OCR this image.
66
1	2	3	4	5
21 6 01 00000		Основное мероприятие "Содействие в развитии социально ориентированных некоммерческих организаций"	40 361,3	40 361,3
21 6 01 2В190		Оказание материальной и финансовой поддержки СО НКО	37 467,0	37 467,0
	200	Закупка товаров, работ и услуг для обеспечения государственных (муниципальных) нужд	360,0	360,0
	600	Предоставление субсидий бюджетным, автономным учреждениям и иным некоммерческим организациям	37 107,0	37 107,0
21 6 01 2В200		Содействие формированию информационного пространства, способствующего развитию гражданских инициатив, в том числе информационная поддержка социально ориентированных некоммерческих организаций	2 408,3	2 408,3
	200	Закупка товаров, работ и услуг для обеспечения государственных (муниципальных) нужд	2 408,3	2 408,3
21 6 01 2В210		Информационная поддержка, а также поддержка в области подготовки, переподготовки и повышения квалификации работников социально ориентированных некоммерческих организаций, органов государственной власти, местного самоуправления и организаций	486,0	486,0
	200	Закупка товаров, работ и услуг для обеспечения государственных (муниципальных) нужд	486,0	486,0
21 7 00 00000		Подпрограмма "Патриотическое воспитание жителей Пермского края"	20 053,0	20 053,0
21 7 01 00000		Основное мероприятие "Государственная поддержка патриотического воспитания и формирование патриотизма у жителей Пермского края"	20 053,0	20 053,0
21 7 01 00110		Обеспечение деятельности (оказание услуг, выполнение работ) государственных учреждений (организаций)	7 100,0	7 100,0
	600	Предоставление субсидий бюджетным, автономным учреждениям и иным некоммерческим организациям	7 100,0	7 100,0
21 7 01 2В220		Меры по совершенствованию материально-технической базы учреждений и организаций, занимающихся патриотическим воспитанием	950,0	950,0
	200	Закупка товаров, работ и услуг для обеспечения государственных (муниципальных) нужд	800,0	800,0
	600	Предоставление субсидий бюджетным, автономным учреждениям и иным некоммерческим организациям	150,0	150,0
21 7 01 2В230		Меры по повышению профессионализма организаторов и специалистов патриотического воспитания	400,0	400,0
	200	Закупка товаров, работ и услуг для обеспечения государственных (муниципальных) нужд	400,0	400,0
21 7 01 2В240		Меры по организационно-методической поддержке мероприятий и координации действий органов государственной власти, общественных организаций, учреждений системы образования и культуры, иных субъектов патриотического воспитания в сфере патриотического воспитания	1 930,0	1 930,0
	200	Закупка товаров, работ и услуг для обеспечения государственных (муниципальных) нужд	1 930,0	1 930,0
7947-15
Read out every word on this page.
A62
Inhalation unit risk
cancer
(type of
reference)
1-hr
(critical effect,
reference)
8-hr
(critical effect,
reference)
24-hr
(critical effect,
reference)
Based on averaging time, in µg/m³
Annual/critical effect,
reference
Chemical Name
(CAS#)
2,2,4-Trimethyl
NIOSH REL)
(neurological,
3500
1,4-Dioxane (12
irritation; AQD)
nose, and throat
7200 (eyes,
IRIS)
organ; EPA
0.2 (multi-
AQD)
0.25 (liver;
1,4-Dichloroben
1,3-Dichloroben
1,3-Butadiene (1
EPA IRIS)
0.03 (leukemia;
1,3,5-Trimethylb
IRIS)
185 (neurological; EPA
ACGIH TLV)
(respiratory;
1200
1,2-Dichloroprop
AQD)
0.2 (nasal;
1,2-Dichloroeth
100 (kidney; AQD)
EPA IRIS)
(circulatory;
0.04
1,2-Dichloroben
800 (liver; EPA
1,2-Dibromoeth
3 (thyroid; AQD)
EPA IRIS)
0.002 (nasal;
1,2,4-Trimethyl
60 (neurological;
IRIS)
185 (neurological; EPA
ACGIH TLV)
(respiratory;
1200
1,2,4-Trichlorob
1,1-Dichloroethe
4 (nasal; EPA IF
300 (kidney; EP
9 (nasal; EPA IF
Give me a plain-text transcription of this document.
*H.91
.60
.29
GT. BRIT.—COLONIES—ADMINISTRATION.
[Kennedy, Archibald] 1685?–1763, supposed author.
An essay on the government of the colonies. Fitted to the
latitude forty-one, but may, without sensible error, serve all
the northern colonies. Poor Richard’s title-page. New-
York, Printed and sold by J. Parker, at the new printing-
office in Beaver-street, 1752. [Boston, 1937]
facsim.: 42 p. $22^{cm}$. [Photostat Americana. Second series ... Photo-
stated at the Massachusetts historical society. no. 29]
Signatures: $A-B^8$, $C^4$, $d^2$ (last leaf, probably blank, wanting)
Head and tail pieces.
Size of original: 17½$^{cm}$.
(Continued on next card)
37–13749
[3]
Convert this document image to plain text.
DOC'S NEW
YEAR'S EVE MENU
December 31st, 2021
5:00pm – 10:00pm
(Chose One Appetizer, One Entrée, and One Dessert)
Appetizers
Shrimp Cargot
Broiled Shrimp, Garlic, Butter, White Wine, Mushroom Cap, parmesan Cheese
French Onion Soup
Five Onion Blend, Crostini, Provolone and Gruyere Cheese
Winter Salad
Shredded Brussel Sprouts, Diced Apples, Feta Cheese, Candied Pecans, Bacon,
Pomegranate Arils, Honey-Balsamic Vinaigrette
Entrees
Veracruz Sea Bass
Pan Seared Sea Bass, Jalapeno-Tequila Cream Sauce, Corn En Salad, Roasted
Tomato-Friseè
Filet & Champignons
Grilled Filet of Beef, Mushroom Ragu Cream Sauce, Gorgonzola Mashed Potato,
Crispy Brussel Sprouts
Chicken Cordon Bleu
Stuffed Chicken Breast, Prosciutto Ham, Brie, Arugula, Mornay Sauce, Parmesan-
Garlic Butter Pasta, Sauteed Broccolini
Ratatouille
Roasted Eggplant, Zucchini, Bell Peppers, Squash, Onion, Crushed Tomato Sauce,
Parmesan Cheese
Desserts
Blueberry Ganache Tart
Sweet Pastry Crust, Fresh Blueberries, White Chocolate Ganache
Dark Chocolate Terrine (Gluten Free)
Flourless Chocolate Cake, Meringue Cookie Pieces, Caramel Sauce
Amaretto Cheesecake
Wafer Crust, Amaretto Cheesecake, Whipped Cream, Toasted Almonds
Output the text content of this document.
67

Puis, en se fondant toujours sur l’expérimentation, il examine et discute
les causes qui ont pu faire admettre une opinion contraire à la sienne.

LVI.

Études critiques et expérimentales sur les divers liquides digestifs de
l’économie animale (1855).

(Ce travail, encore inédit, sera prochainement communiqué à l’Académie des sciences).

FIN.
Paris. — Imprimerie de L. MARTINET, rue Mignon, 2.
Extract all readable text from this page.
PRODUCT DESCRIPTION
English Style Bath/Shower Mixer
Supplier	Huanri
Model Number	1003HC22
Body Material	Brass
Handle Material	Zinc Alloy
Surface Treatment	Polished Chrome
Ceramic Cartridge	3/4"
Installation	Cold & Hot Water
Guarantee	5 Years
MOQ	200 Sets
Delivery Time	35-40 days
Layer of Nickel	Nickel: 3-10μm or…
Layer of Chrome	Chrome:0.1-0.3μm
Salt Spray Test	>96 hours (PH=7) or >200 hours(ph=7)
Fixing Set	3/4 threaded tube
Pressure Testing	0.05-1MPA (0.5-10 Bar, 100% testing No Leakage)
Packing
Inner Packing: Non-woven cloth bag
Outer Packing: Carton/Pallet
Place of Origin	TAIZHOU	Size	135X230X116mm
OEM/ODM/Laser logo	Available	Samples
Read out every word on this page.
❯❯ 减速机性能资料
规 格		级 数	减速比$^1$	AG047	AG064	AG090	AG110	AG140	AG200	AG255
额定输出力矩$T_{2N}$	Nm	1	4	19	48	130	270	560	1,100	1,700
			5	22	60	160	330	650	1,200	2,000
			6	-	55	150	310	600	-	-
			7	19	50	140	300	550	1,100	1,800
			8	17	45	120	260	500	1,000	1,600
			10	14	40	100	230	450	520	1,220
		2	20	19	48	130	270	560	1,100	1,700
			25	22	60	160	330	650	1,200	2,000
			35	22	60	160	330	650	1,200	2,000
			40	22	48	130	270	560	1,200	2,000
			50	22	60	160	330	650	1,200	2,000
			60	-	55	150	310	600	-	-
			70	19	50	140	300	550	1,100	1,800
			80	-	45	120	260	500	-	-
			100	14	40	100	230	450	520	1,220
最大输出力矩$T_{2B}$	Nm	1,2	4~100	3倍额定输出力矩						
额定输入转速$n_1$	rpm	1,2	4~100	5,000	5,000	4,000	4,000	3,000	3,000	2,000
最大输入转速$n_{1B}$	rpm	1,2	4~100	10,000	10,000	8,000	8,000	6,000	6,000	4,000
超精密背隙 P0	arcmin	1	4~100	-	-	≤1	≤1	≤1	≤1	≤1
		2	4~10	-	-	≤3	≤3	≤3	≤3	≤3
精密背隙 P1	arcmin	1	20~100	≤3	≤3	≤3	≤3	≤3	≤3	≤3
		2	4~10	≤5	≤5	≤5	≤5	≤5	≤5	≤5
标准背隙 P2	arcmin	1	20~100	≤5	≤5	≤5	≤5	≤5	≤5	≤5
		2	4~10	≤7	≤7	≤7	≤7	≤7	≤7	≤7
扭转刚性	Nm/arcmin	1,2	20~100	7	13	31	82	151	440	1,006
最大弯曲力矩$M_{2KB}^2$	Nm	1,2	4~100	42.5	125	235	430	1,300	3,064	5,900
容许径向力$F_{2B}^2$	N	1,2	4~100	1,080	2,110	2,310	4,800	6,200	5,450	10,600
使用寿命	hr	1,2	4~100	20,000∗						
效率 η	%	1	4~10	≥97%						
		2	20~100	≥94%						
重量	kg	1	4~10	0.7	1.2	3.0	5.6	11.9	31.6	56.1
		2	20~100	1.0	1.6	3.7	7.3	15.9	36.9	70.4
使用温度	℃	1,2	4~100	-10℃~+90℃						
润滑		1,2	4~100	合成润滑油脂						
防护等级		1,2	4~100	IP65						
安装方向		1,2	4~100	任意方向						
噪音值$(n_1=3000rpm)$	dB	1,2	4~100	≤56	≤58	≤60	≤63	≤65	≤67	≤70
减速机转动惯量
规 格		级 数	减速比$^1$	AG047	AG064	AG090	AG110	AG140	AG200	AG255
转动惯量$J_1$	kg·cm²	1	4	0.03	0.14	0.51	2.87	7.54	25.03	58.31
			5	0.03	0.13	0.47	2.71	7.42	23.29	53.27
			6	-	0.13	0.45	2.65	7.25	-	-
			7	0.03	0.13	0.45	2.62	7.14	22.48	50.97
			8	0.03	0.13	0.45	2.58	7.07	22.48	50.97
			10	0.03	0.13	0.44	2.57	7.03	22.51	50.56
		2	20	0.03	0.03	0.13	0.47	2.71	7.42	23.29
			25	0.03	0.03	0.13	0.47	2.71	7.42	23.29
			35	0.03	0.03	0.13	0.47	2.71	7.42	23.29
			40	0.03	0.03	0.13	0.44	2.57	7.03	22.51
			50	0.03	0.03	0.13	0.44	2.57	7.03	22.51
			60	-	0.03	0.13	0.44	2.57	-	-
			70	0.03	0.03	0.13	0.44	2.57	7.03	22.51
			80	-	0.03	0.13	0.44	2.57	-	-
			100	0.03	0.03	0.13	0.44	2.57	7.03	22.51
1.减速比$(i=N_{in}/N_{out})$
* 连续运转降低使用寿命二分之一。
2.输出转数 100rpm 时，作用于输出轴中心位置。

Problem to work on
Find the lines containing "Ganache" and pull them out.

Task response
Blueberry Ganache Tart
Sweet Pastry Crust, Fresh Blueberries, White Chocolate Ganache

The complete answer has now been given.